Short exercise » Exact reproduction of the data is required, with images excluded.

Records for processing »
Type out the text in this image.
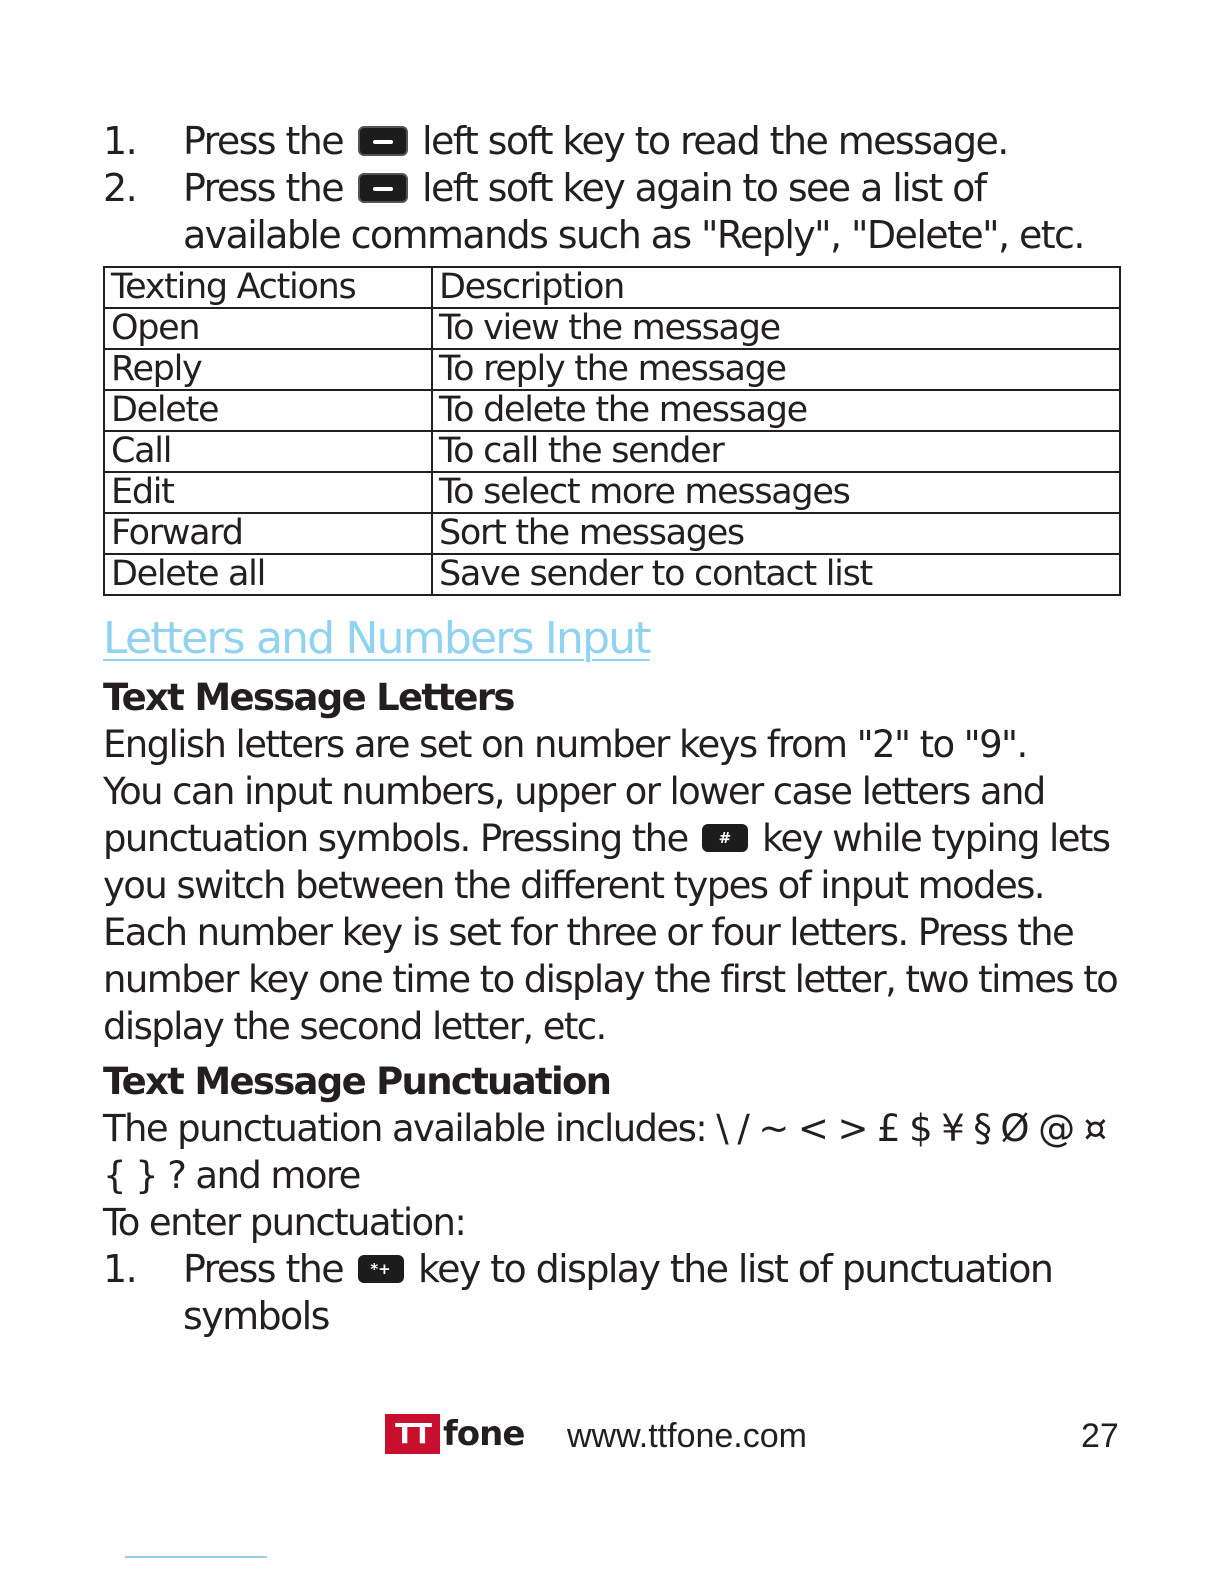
1. Press the left soft key to read the message.
2. Press the left soft key again to see a list of
available commands such as "Reply", "Delete", etc.
Texting Actions	Description
Open	To view the message
Reply	To reply the message
Delete	To delete the message
Call	To call the sender
Edit	To select more messages
Forward	Sort the messages
Delete all	Save sender to contact list
Letters and Numbers Input
Text Message Letters

English letters are set on number keys from "2" to "9".

You can input numbers, upper or lower case letters and punctuation symbols. Pressing the # key while typing lets you switch between the different types of input modes.

Each number key is set for three or four letters. Press the number key one time to display the first letter, two times to display the second letter, etc.

Text Message Punctuation

The punctuation available includes: \ / ~ < > £ $ ¥ § Ø @ ¤ { } ? and more

To enter punctuation:

1. Press the *+ key to display the list of punctuation symbols
TT fone www.ttfone.com	27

Correct output »
Type out the text in this image.
1. Press the left soft key to read the message.
2. Press the left soft key again to see a list of
available commands such as "Reply", "Delete", etc.
Texting Actions	Description
Open	To view the message
Reply	To reply the message
Delete	To delete the message
Call	To call the sender
Edit	To select more messages
Forward	Sort the messages
Delete all	Save sender to contact list
Letters and Numbers Input
Text Message Letters

English letters are set on number keys from "2" to "9".

You can input numbers, upper or lower case letters and punctuation symbols. Pressing the # key while typing lets you switch between the different types of input modes.

Each number key is set for three or four letters. Press the number key one time to display the first letter, two times to display the second letter, etc.

Text Message Punctuation

The punctuation available includes: \ / ~ < > £ $ ¥ § Ø @ ¤ { } ? and more

To enter punctuation:

1. Press the *+ key to display the list of punctuation symbols
TT fone www.ttfone.com	27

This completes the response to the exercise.